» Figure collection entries
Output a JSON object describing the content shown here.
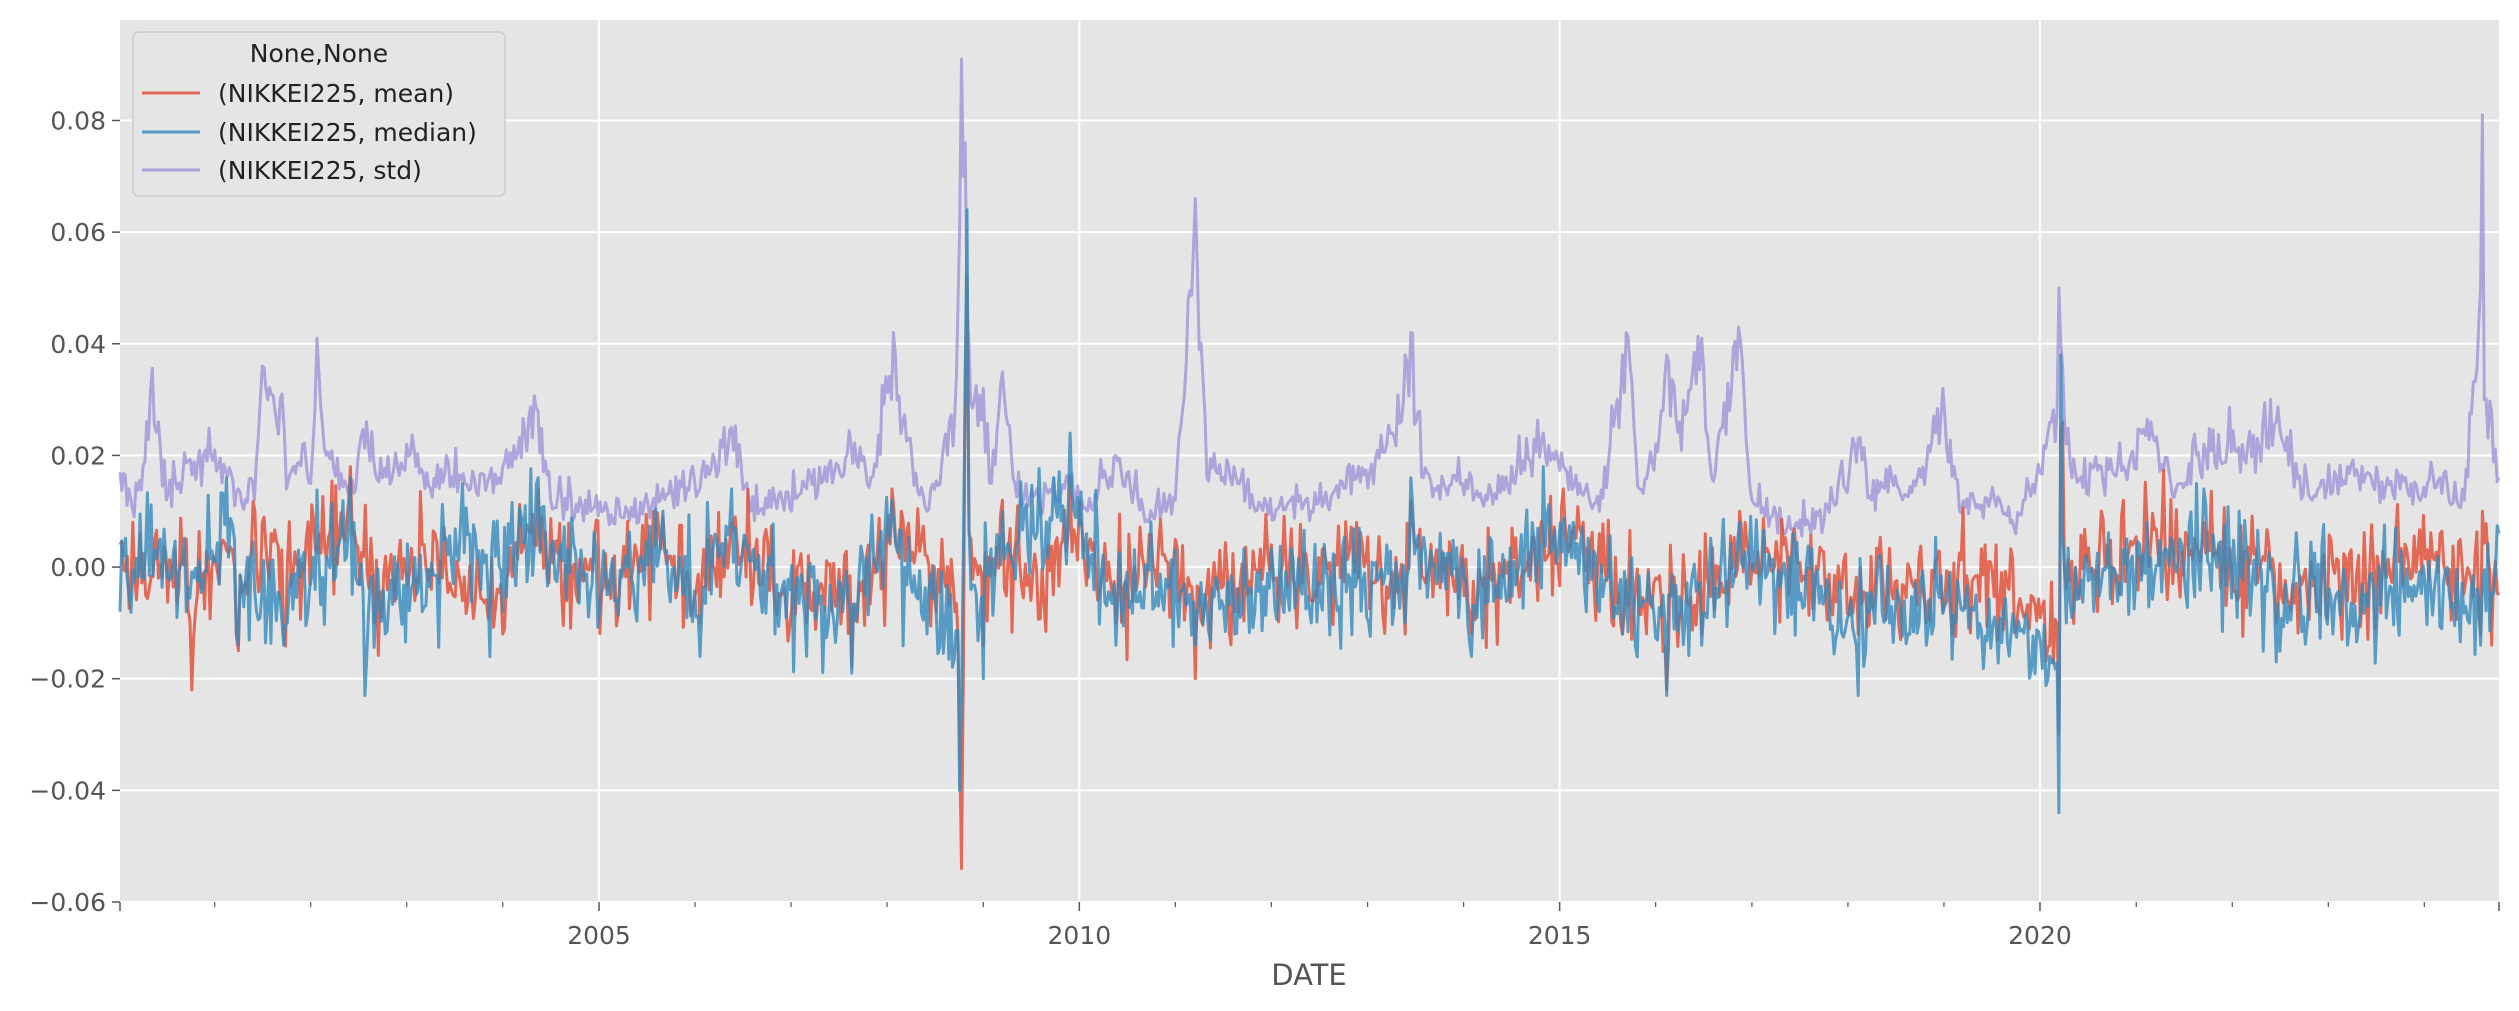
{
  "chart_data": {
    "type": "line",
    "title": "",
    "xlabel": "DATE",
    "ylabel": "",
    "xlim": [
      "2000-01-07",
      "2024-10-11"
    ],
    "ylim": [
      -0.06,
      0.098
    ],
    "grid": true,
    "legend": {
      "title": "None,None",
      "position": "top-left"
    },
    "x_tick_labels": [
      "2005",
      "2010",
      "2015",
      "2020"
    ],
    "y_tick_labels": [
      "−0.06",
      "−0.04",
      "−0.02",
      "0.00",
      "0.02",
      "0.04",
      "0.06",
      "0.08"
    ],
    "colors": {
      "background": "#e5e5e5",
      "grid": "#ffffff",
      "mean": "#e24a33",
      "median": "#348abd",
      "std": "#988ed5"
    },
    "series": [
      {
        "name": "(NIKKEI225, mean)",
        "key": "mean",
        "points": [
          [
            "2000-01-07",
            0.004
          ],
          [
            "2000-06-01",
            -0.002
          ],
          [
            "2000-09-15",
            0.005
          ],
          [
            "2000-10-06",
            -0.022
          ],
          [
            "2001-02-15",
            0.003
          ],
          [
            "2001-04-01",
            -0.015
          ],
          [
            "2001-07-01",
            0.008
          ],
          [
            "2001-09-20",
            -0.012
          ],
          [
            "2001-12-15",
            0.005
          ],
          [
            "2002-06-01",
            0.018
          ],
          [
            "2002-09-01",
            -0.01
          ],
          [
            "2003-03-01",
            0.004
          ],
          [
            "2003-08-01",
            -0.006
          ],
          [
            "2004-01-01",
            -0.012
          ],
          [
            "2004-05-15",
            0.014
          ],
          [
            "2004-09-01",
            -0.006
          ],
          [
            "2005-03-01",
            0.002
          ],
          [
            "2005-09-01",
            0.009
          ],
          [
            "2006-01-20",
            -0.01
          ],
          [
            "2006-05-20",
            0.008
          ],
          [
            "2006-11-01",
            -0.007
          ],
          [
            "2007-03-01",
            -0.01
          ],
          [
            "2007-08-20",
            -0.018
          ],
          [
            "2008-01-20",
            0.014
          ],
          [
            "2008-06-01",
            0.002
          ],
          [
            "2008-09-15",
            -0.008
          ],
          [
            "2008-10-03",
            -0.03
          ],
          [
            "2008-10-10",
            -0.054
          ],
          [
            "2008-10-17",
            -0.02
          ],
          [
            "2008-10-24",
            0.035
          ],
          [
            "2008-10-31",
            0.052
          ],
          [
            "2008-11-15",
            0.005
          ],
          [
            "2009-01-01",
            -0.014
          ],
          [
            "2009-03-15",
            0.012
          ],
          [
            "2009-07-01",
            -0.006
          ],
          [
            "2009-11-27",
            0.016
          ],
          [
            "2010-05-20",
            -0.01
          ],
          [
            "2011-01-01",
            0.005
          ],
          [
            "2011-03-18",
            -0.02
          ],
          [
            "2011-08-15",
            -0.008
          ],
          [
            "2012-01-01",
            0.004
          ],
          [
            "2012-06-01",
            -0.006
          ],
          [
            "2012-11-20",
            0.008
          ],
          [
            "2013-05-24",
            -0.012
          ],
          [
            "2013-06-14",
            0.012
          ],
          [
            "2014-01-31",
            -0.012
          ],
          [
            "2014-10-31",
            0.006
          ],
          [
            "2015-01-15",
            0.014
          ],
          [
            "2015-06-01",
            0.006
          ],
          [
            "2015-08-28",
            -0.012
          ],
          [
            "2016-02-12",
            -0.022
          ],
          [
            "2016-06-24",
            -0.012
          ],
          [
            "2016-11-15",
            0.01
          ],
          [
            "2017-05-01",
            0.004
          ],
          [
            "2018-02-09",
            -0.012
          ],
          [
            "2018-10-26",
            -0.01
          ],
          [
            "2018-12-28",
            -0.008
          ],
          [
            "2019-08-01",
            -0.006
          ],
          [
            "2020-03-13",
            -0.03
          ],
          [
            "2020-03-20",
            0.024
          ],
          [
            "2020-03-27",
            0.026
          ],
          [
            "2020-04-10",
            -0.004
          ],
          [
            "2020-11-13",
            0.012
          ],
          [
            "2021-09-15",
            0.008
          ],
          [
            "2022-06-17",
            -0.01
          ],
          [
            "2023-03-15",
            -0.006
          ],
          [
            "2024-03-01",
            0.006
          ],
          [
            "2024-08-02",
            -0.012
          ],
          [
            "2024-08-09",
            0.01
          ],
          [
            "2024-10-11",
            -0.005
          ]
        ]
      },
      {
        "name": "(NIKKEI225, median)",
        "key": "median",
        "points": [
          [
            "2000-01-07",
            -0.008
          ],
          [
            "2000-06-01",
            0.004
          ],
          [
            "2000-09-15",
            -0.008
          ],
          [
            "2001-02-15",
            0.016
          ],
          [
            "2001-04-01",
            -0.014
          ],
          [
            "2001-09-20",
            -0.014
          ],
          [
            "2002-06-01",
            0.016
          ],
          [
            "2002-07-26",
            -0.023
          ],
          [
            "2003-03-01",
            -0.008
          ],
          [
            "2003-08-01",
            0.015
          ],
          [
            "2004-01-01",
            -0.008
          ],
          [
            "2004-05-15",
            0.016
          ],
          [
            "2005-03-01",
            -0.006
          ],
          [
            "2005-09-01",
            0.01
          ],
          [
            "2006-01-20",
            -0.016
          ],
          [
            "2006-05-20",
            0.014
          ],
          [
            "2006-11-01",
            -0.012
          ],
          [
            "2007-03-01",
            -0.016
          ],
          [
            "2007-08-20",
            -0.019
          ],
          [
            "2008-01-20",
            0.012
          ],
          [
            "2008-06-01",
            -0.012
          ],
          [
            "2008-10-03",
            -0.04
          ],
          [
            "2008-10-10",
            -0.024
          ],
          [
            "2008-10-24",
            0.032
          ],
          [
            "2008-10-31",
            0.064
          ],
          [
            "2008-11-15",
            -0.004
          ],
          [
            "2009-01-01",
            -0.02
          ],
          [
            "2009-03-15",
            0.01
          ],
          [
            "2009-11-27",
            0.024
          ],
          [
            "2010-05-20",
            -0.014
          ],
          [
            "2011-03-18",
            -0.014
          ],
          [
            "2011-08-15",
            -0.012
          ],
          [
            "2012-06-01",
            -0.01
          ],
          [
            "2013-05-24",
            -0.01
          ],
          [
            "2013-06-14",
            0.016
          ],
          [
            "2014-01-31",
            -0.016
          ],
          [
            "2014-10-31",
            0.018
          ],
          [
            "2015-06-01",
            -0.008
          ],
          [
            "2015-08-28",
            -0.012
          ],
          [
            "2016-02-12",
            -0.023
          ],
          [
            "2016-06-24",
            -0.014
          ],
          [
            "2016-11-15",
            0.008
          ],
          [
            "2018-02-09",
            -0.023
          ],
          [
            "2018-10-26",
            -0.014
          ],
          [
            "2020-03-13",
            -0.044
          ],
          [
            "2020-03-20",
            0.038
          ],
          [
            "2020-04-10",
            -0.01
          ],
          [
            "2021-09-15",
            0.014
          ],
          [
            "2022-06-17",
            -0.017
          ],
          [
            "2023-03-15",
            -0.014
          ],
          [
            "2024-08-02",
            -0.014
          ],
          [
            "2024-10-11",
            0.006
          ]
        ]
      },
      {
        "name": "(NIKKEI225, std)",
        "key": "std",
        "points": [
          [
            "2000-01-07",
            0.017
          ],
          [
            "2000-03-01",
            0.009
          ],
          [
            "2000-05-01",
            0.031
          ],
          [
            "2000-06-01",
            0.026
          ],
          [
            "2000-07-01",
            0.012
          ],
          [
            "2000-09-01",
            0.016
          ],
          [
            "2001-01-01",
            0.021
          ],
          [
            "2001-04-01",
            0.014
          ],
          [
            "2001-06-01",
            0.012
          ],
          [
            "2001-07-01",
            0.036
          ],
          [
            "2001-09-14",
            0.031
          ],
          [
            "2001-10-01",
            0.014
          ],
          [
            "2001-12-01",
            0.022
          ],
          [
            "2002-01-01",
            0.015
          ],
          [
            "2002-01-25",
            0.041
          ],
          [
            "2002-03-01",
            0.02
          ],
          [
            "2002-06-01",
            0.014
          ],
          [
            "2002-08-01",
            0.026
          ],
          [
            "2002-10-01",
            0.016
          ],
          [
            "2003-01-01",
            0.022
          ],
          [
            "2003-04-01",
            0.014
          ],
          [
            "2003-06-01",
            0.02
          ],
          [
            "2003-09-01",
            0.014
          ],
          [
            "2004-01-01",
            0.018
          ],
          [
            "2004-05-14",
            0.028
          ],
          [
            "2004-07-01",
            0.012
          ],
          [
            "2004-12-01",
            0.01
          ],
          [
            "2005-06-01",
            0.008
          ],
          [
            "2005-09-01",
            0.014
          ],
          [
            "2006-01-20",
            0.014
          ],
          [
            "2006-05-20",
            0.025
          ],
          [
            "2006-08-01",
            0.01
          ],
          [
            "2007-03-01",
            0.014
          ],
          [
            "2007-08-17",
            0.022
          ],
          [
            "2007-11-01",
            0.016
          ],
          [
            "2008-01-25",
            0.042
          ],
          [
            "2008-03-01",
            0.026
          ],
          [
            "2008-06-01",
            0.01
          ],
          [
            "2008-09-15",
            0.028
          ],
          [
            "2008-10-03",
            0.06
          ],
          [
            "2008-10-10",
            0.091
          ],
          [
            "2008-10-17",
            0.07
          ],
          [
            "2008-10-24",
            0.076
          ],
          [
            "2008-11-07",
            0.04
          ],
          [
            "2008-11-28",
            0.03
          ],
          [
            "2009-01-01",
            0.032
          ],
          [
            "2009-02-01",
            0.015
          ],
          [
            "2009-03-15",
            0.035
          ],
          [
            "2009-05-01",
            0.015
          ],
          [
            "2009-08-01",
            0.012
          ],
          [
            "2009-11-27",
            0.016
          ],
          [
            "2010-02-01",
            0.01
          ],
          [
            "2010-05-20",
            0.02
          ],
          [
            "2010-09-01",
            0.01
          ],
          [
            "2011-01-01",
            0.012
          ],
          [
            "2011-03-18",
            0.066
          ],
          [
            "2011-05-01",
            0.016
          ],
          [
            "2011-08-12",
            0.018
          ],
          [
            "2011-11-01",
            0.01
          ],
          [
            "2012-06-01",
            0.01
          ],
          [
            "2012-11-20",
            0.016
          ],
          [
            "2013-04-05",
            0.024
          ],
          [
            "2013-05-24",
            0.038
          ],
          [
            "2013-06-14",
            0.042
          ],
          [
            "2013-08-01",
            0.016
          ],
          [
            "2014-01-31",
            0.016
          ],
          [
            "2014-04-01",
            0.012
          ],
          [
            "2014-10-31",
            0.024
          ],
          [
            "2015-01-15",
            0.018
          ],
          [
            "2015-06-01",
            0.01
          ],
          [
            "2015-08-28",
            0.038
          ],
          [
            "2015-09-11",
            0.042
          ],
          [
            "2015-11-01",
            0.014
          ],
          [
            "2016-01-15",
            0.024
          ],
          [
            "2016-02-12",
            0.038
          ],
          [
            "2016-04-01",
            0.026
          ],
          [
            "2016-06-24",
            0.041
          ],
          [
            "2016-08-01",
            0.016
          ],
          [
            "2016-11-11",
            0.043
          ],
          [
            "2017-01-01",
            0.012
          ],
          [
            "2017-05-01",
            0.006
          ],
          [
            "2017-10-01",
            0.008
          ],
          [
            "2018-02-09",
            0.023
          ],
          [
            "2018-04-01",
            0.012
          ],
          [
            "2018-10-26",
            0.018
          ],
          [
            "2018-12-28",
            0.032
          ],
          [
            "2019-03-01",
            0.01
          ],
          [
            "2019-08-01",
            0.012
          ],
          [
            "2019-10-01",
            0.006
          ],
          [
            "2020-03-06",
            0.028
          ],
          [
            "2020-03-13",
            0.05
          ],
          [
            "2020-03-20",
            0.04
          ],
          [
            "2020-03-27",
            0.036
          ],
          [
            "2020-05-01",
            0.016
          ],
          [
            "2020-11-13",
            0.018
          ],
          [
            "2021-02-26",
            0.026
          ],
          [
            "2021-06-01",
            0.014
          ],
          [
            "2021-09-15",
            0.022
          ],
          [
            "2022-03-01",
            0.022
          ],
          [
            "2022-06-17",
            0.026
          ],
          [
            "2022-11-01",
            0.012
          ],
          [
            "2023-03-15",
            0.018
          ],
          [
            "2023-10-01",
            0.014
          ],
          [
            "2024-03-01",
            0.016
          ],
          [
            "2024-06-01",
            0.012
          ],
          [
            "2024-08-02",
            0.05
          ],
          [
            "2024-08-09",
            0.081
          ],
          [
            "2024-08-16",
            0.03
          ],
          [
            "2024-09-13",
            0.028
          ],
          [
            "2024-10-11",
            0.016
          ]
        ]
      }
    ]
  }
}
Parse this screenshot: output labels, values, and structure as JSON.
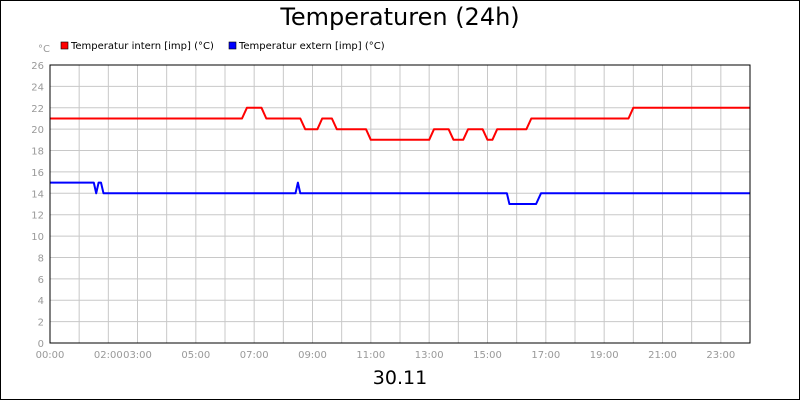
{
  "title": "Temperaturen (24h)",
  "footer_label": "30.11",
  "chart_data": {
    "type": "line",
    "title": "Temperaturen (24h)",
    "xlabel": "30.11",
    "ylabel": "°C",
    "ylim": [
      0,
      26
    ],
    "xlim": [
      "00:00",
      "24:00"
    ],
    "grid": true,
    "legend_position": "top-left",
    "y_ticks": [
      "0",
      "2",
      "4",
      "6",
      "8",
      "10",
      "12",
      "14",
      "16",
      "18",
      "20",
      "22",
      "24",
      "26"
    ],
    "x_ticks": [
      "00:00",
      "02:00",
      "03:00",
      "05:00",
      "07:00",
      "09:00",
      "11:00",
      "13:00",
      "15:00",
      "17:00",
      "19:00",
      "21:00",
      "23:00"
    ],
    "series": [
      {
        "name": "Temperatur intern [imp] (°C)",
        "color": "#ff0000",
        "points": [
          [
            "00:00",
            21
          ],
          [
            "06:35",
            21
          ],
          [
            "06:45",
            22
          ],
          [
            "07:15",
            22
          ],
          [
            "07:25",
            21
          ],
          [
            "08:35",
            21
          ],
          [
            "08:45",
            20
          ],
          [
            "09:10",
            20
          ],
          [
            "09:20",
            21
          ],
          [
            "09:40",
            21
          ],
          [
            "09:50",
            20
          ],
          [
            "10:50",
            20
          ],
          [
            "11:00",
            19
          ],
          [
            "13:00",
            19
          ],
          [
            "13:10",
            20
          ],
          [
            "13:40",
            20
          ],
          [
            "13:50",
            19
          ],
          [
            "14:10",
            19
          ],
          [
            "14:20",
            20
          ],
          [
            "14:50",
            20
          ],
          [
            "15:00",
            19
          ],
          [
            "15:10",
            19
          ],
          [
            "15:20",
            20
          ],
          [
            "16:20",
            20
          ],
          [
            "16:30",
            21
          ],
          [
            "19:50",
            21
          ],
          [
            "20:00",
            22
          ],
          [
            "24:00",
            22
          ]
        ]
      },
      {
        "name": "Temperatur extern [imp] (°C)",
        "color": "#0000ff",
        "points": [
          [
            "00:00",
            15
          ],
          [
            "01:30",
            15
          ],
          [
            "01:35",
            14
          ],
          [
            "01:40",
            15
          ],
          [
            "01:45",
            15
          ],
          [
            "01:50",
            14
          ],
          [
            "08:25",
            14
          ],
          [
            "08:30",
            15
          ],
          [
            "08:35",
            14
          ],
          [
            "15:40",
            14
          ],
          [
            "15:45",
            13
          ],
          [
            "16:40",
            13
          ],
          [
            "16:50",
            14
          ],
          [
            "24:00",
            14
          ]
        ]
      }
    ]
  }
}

» TASK INSTRUCTIONS
From the listing, copy each line containing the word "JSON".

» WORKED SOLUTION
Output a JSON object describing the content shown here.
Parse this screenshot: output labels, values, and structure as JSON.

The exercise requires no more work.